# TEXT SECTION

-.-.-

Many times when writing syndication or ad tracking scripts it is important to track what search bots are clicking through your links, as opposed to an actual users; thus allowing you to better track actual user interaction over bot interaction. Here is a script we wrote to accomplish the function.
First we compile an array of all the known search bots. (Although this is not comprehensive, it does cover the main web crawlers – and we will update it as we see the need.)
//********************* || LIST OF KNOWN SEARCH BOTS ||
function GetBotList(){
$BotList = array("Teoma", "alexa", "froogle", "Gigabot", "inktomi", "looksmart", "URL_Spider_SQL", "Firefly", "NationalDirectory", "Ask Jeeves", "TECNOSEEK", "InfoSeek", "WebFindBot", "girafabot", "crawler", "www.galaxy.com", "Googlebot", "Googlebot/2.1", "Google Webmaster", "Scooter", "Scooter", "Slurp", "msnbot", "appie", "FAST", "WebBug", "Spade", "ZyBorg", "rabaz", "Baiduspider", "Feedfetcher-Google", "TechnoratiSnoop", "Rankivabot", "Mediapartners-Google", "Sogou web spider", "WebAlta Crawler", "MJ12bot");
return $BotList;
}
Next, we scan through the search bot array and match it up against out $_SERVER['HTTP_USER_AGENT'] variable.

-.-.-

# DATA LINES
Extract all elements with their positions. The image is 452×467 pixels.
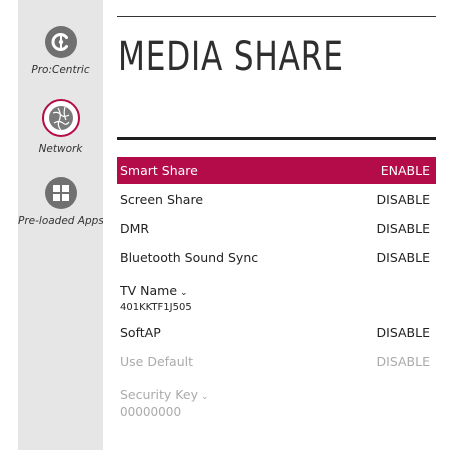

-.-.-

# EXERCISE TASK
In the bot-tracking script text, which server variable is the search bot array matched against?

# RESULT
$_SERVER['HTTP_USER_AGENT']